### Input for this task
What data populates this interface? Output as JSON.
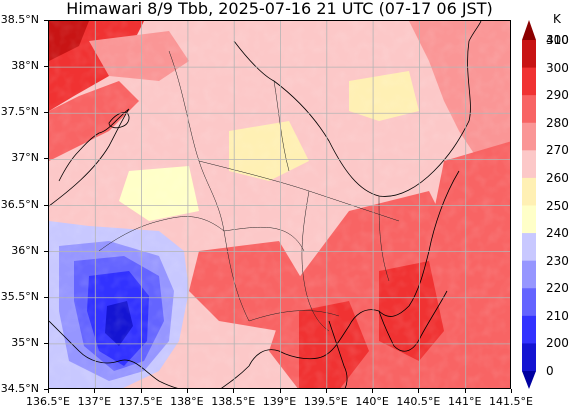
{
  "title": "Himawari 8/9 Tbb, 2025-07-16 21 UTC (07-17 06 JST)",
  "map": {
    "lon_range": [
      136.5,
      141.5
    ],
    "lat_range": [
      34.5,
      38.5
    ],
    "grid": true,
    "x_ticks": [
      "136.5°E",
      "137°E",
      "137.5°E",
      "138°E",
      "138.5°E",
      "139°E",
      "139.5°E",
      "140°E",
      "140.5°E",
      "141°E",
      "141.5°E"
    ],
    "y_ticks": [
      "38.5°N",
      "38°N",
      "37.5°N",
      "37°N",
      "36.5°N",
      "36°N",
      "35.5°N",
      "35°N",
      "34.5°N"
    ]
  },
  "colorbar": {
    "unit": "K",
    "labels": [
      "400",
      "310",
      "300",
      "290",
      "280",
      "270",
      "260",
      "250",
      "240",
      "230",
      "220",
      "210",
      "200",
      "0"
    ],
    "colors": [
      "#8b0000",
      "#c81414",
      "#f03232",
      "#f86464",
      "#fa9696",
      "#fcc8c8",
      "#fff0b4",
      "#ffffc8",
      "#c8c8ff",
      "#9696ff",
      "#6464ff",
      "#3232ff",
      "#1414d2",
      "#0000a0"
    ]
  }
}
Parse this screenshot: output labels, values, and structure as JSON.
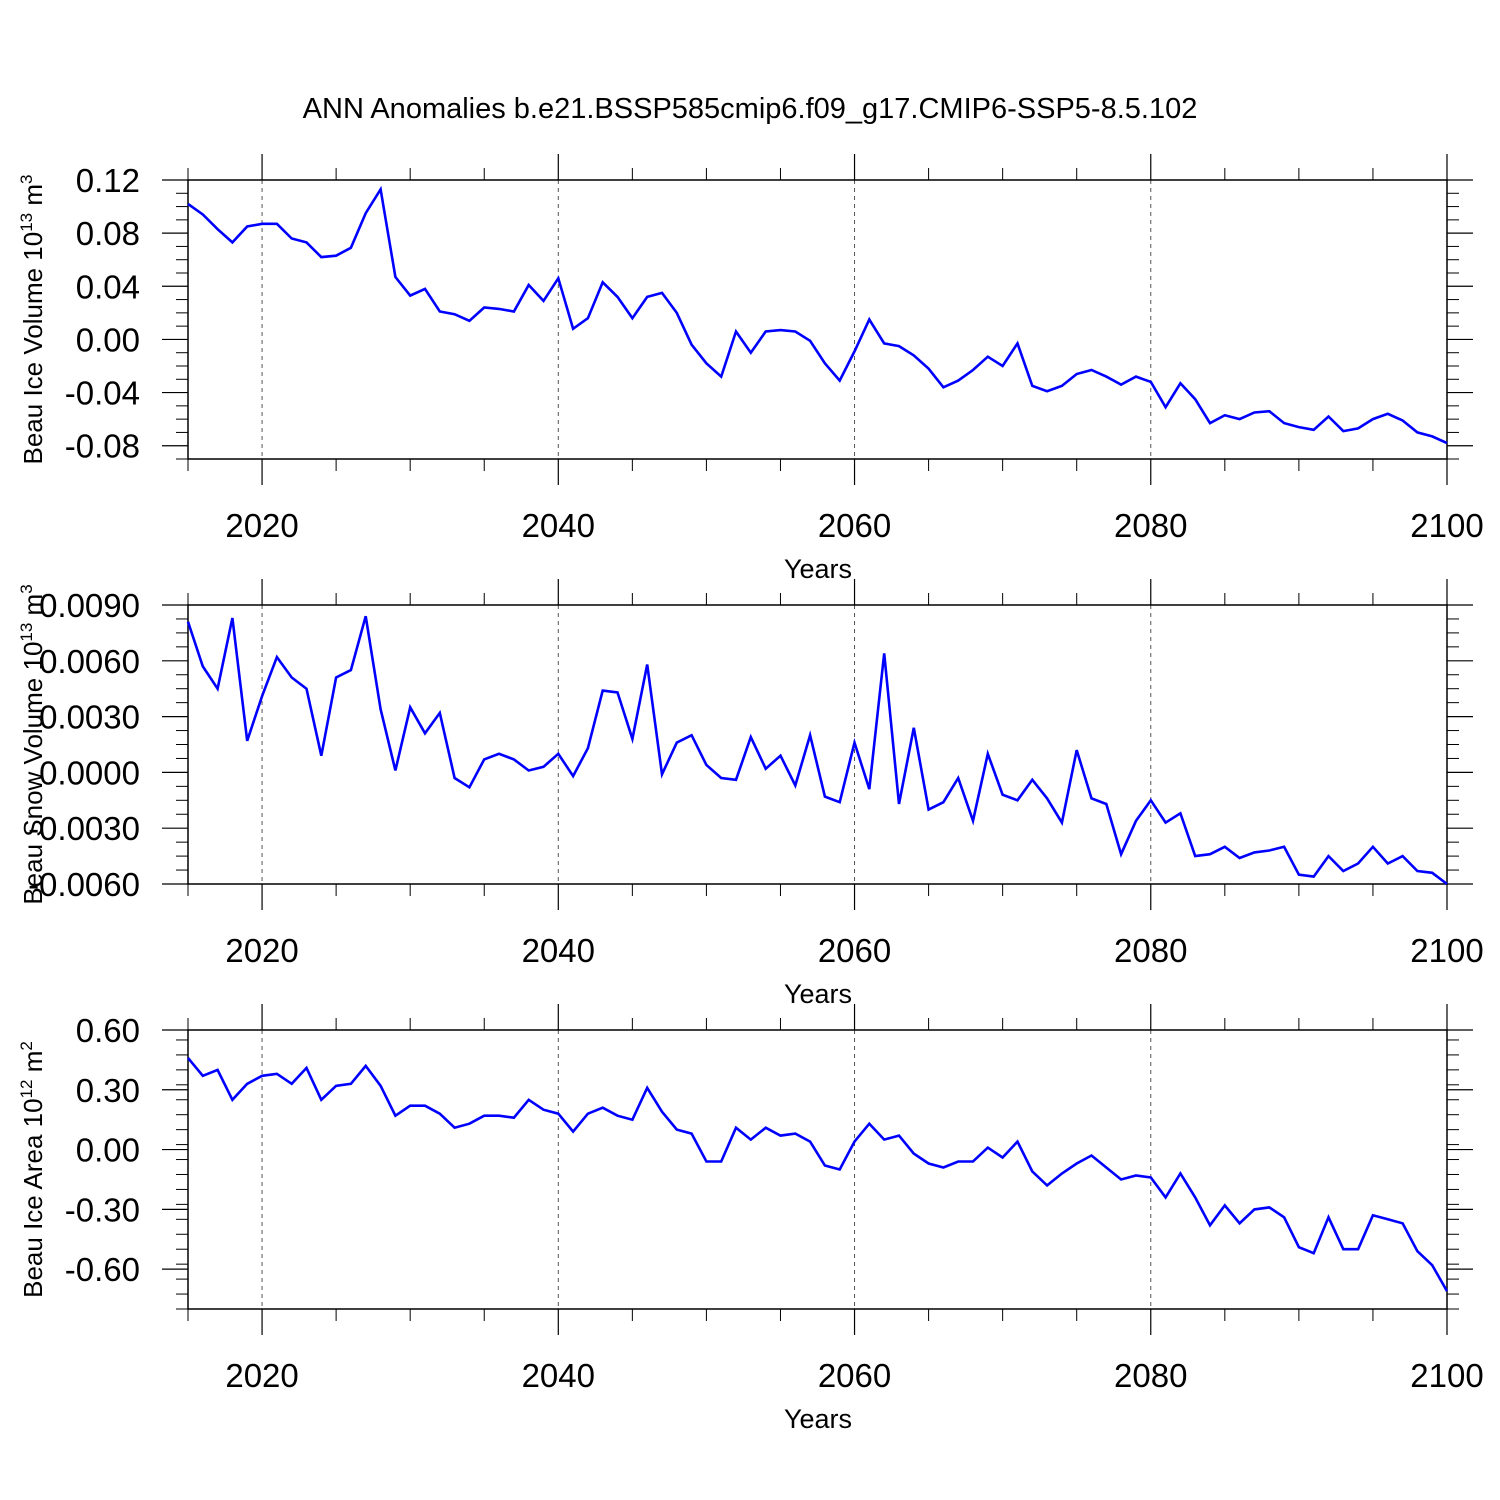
{
  "title": "ANN Anomalies b.e21.BSSP585cmip6.f09_g17.CMIP6-SSP5-8.5.102",
  "line_color": "#0000ff",
  "chart_data": [
    {
      "type": "line",
      "title": "",
      "xlabel": "Years",
      "ylabel": "Beau Ice Volume 10",
      "ylabel_exp": "13",
      "ylabel_unit": " m",
      "ylabel_unit_exp": "3",
      "xlim": [
        2015,
        2100
      ],
      "ylim": [
        -0.09,
        0.12
      ],
      "grid_x": [
        2020,
        2040,
        2060,
        2080
      ],
      "x_ticks": [
        2020,
        2040,
        2060,
        2080,
        2100
      ],
      "y_ticks": [
        0.12,
        0.08,
        0.04,
        0.0,
        -0.04,
        -0.08
      ],
      "y_tick_labels": [
        "0.12",
        "0.08",
        "0.04",
        "0.00",
        "-0.04",
        "-0.08"
      ],
      "x": [
        2015,
        2016,
        2017,
        2018,
        2019,
        2020,
        2021,
        2022,
        2023,
        2024,
        2025,
        2026,
        2027,
        2028,
        2029,
        2030,
        2031,
        2032,
        2033,
        2034,
        2035,
        2036,
        2037,
        2038,
        2039,
        2040,
        2041,
        2042,
        2043,
        2044,
        2045,
        2046,
        2047,
        2048,
        2049,
        2050,
        2051,
        2052,
        2053,
        2054,
        2055,
        2056,
        2057,
        2058,
        2059,
        2060,
        2061,
        2062,
        2063,
        2064,
        2065,
        2066,
        2067,
        2068,
        2069,
        2070,
        2071,
        2072,
        2073,
        2074,
        2075,
        2076,
        2077,
        2078,
        2079,
        2080,
        2081,
        2082,
        2083,
        2084,
        2085,
        2086,
        2087,
        2088,
        2089,
        2090,
        2091,
        2092,
        2093,
        2094,
        2095,
        2096,
        2097,
        2098,
        2099,
        2100
      ],
      "series": [
        {
          "values": [
            0.102,
            0.094,
            0.083,
            0.073,
            0.085,
            0.087,
            0.087,
            0.076,
            0.073,
            0.062,
            0.063,
            0.069,
            0.095,
            0.113,
            0.047,
            0.033,
            0.038,
            0.021,
            0.019,
            0.014,
            0.024,
            0.023,
            0.021,
            0.041,
            0.029,
            0.046,
            0.008,
            0.016,
            0.043,
            0.032,
            0.016,
            0.032,
            0.035,
            0.02,
            -0.004,
            -0.018,
            -0.028,
            0.006,
            -0.01,
            0.006,
            0.007,
            0.006,
            -0.001,
            -0.018,
            -0.031,
            -0.009,
            0.015,
            -0.003,
            -0.005,
            -0.012,
            -0.022,
            -0.036,
            -0.031,
            -0.023,
            -0.013,
            -0.02,
            -0.003,
            -0.035,
            -0.039,
            -0.035,
            -0.026,
            -0.023,
            -0.028,
            -0.034,
            -0.028,
            -0.032,
            -0.051,
            -0.033,
            -0.045,
            -0.063,
            -0.057,
            -0.06,
            -0.055,
            -0.054,
            -0.063,
            -0.066,
            -0.068,
            -0.058,
            -0.069,
            -0.067,
            -0.06,
            -0.056,
            -0.061,
            -0.07,
            -0.073,
            -0.078
          ]
        }
      ]
    },
    {
      "type": "line",
      "title": "",
      "xlabel": "Years",
      "ylabel": "Beau Snow Volume 10",
      "ylabel_exp": "13",
      "ylabel_unit": " m",
      "ylabel_unit_exp": "3",
      "xlim": [
        2015,
        2100
      ],
      "ylim": [
        -0.006,
        0.009
      ],
      "grid_x": [
        2020,
        2040,
        2060,
        2080
      ],
      "x_ticks": [
        2020,
        2040,
        2060,
        2080,
        2100
      ],
      "y_ticks": [
        0.009,
        0.006,
        0.003,
        0.0,
        -0.003,
        -0.006
      ],
      "y_tick_labels": [
        "0.0090",
        "0.0060",
        "0.0030",
        "0.0000",
        "-0.0030",
        "-0.0060"
      ],
      "x": [
        2015,
        2016,
        2017,
        2018,
        2019,
        2020,
        2021,
        2022,
        2023,
        2024,
        2025,
        2026,
        2027,
        2028,
        2029,
        2030,
        2031,
        2032,
        2033,
        2034,
        2035,
        2036,
        2037,
        2038,
        2039,
        2040,
        2041,
        2042,
        2043,
        2044,
        2045,
        2046,
        2047,
        2048,
        2049,
        2050,
        2051,
        2052,
        2053,
        2054,
        2055,
        2056,
        2057,
        2058,
        2059,
        2060,
        2061,
        2062,
        2063,
        2064,
        2065,
        2066,
        2067,
        2068,
        2069,
        2070,
        2071,
        2072,
        2073,
        2074,
        2075,
        2076,
        2077,
        2078,
        2079,
        2080,
        2081,
        2082,
        2083,
        2084,
        2085,
        2086,
        2087,
        2088,
        2089,
        2090,
        2091,
        2092,
        2093,
        2094,
        2095,
        2096,
        2097,
        2098,
        2099,
        2100
      ],
      "series": [
        {
          "values": [
            0.0081,
            0.0057,
            0.0045,
            0.0083,
            0.0017,
            0.0041,
            0.0062,
            0.0051,
            0.0045,
            0.0009,
            0.0051,
            0.0055,
            0.0084,
            0.0034,
            0.0001,
            0.0035,
            0.0021,
            0.0032,
            -0.0003,
            -0.0008,
            0.0007,
            0.001,
            0.0007,
            0.0001,
            0.0003,
            0.001,
            -0.0002,
            0.0013,
            0.0044,
            0.0043,
            0.0018,
            0.0058,
            -0.0001,
            0.0016,
            0.002,
            0.0004,
            -0.0003,
            -0.0004,
            0.0019,
            0.0002,
            0.0009,
            -0.0007,
            0.002,
            -0.0013,
            -0.0016,
            0.0016,
            -0.0009,
            0.0064,
            -0.0017,
            0.0024,
            -0.002,
            -0.0016,
            -0.0003,
            -0.0026,
            0.001,
            -0.0012,
            -0.0015,
            -0.0004,
            -0.0014,
            -0.0027,
            0.0012,
            -0.0014,
            -0.0017,
            -0.0044,
            -0.0026,
            -0.0015,
            -0.0027,
            -0.0022,
            -0.0045,
            -0.0044,
            -0.004,
            -0.0046,
            -0.0043,
            -0.0042,
            -0.004,
            -0.0055,
            -0.0056,
            -0.0045,
            -0.0053,
            -0.0049,
            -0.004,
            -0.0049,
            -0.0045,
            -0.0053,
            -0.0054,
            -0.006
          ]
        }
      ]
    },
    {
      "type": "line",
      "title": "",
      "xlabel": "Years",
      "ylabel": "Beau Ice Area 10",
      "ylabel_exp": "12",
      "ylabel_unit": " m",
      "ylabel_unit_exp": "2",
      "xlim": [
        2015,
        2100
      ],
      "ylim": [
        -0.8,
        0.6
      ],
      "grid_x": [
        2020,
        2040,
        2060,
        2080
      ],
      "x_ticks": [
        2020,
        2040,
        2060,
        2080,
        2100
      ],
      "y_ticks": [
        0.6,
        0.3,
        0.0,
        -0.3,
        -0.6
      ],
      "y_tick_labels": [
        "0.60",
        "0.30",
        "0.00",
        "-0.30",
        "-0.60"
      ],
      "x": [
        2015,
        2016,
        2017,
        2018,
        2019,
        2020,
        2021,
        2022,
        2023,
        2024,
        2025,
        2026,
        2027,
        2028,
        2029,
        2030,
        2031,
        2032,
        2033,
        2034,
        2035,
        2036,
        2037,
        2038,
        2039,
        2040,
        2041,
        2042,
        2043,
        2044,
        2045,
        2046,
        2047,
        2048,
        2049,
        2050,
        2051,
        2052,
        2053,
        2054,
        2055,
        2056,
        2057,
        2058,
        2059,
        2060,
        2061,
        2062,
        2063,
        2064,
        2065,
        2066,
        2067,
        2068,
        2069,
        2070,
        2071,
        2072,
        2073,
        2074,
        2075,
        2076,
        2077,
        2078,
        2079,
        2080,
        2081,
        2082,
        2083,
        2084,
        2085,
        2086,
        2087,
        2088,
        2089,
        2090,
        2091,
        2092,
        2093,
        2094,
        2095,
        2096,
        2097,
        2098,
        2099,
        2100
      ],
      "series": [
        {
          "values": [
            0.46,
            0.37,
            0.4,
            0.25,
            0.33,
            0.37,
            0.38,
            0.33,
            0.41,
            0.25,
            0.32,
            0.33,
            0.42,
            0.32,
            0.17,
            0.22,
            0.22,
            0.18,
            0.11,
            0.13,
            0.17,
            0.17,
            0.16,
            0.25,
            0.2,
            0.18,
            0.09,
            0.18,
            0.21,
            0.17,
            0.15,
            0.31,
            0.19,
            0.1,
            0.08,
            -0.06,
            -0.06,
            0.11,
            0.05,
            0.11,
            0.07,
            0.08,
            0.04,
            -0.08,
            -0.1,
            0.04,
            0.13,
            0.05,
            0.07,
            -0.02,
            -0.07,
            -0.09,
            -0.06,
            -0.06,
            0.01,
            -0.04,
            0.04,
            -0.11,
            -0.18,
            -0.12,
            -0.07,
            -0.03,
            -0.09,
            -0.15,
            -0.13,
            -0.14,
            -0.24,
            -0.12,
            -0.24,
            -0.38,
            -0.28,
            -0.37,
            -0.3,
            -0.29,
            -0.34,
            -0.49,
            -0.52,
            -0.34,
            -0.5,
            -0.5,
            -0.33,
            -0.35,
            -0.37,
            -0.51,
            -0.58,
            -0.71
          ]
        }
      ]
    }
  ]
}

### What you have to do
Pick out each line containing "Volume" and report it.

### Answer to the problem
      "ylabel": "Beau Ice Volume 10",
      "ylabel": "Beau Snow Volume 10",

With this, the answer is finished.